(A block of data)
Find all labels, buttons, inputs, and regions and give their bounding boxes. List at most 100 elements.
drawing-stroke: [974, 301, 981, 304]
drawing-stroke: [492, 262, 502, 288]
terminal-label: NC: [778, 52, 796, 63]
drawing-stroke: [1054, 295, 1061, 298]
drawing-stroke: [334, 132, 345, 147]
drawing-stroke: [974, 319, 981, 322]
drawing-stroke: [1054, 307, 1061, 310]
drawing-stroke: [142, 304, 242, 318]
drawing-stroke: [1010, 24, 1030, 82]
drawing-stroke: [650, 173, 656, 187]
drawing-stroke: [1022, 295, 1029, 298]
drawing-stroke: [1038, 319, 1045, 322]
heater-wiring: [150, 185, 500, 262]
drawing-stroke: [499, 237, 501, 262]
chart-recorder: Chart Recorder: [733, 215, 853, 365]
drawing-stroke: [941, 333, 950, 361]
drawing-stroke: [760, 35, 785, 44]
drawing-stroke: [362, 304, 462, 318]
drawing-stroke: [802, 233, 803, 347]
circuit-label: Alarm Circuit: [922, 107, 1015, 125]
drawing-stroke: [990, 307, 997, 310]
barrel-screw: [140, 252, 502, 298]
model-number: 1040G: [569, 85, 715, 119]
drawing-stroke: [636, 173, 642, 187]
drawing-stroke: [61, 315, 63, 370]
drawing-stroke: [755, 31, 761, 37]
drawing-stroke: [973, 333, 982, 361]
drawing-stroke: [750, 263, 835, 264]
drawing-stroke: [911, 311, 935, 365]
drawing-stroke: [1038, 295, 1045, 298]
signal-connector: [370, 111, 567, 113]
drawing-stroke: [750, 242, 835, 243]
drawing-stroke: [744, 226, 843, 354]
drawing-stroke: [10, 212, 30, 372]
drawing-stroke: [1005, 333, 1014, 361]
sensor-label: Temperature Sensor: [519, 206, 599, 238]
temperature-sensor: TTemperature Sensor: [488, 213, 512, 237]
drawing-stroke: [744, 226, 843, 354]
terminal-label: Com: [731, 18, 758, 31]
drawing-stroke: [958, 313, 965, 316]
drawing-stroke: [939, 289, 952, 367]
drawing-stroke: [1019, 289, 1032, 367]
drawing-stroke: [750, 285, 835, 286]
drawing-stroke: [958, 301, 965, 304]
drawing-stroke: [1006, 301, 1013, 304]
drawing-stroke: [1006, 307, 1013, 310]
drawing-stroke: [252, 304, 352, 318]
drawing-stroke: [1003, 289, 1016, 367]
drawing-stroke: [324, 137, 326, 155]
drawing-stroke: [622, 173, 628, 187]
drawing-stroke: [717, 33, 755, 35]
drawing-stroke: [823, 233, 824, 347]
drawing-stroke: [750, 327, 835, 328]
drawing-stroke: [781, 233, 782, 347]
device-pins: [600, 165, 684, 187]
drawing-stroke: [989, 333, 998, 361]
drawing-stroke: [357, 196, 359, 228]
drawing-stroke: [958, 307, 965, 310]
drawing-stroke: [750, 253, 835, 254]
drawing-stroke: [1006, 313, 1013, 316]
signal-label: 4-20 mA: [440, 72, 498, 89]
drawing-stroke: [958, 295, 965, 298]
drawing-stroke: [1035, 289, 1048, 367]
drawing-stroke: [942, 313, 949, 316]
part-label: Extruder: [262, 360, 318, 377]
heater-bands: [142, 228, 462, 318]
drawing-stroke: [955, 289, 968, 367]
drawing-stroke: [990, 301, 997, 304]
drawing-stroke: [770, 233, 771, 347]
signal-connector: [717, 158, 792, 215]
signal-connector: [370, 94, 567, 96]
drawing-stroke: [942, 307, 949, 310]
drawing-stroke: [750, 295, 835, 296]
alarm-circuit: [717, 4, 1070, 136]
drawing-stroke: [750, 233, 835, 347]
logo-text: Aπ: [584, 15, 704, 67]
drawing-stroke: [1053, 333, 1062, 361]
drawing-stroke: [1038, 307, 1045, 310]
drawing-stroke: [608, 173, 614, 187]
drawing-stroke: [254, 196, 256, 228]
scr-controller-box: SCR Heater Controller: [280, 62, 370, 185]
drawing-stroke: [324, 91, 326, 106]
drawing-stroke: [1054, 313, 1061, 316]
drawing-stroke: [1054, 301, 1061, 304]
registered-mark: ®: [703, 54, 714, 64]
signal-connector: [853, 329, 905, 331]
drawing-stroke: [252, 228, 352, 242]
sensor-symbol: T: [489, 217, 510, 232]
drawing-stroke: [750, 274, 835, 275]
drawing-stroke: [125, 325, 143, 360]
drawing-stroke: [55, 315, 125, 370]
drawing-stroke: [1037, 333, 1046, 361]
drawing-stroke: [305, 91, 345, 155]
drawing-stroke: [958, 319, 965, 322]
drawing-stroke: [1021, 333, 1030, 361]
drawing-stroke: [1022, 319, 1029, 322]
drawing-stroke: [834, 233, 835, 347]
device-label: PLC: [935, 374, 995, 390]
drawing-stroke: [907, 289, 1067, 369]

■ Work required
Retype the lines from the start of the block through the line containing "drawing-stroke: [990, 307, 997, 310]", including that line, keeping every character unchanged.

■ Written solution
Find all labels, buttons, inputs, and regions and give their bounding boxes. List at most 100 elements.
drawing-stroke: [974, 301, 981, 304]
drawing-stroke: [492, 262, 502, 288]
terminal-label: NC: [778, 52, 796, 63]
drawing-stroke: [1054, 295, 1061, 298]
drawing-stroke: [334, 132, 345, 147]
drawing-stroke: [974, 319, 981, 322]
drawing-stroke: [1054, 307, 1061, 310]
drawing-stroke: [142, 304, 242, 318]
drawing-stroke: [1010, 24, 1030, 82]
drawing-stroke: [650, 173, 656, 187]
drawing-stroke: [1022, 295, 1029, 298]
drawing-stroke: [1038, 319, 1045, 322]
heater-wiring: [150, 185, 500, 262]
drawing-stroke: [499, 237, 501, 262]
chart-recorder: Chart Recorder: [733, 215, 853, 365]
drawing-stroke: [941, 333, 950, 361]
drawing-stroke: [760, 35, 785, 44]
drawing-stroke: [362, 304, 462, 318]
drawing-stroke: [802, 233, 803, 347]
circuit-label: Alarm Circuit: [922, 107, 1015, 125]
drawing-stroke: [990, 307, 997, 310]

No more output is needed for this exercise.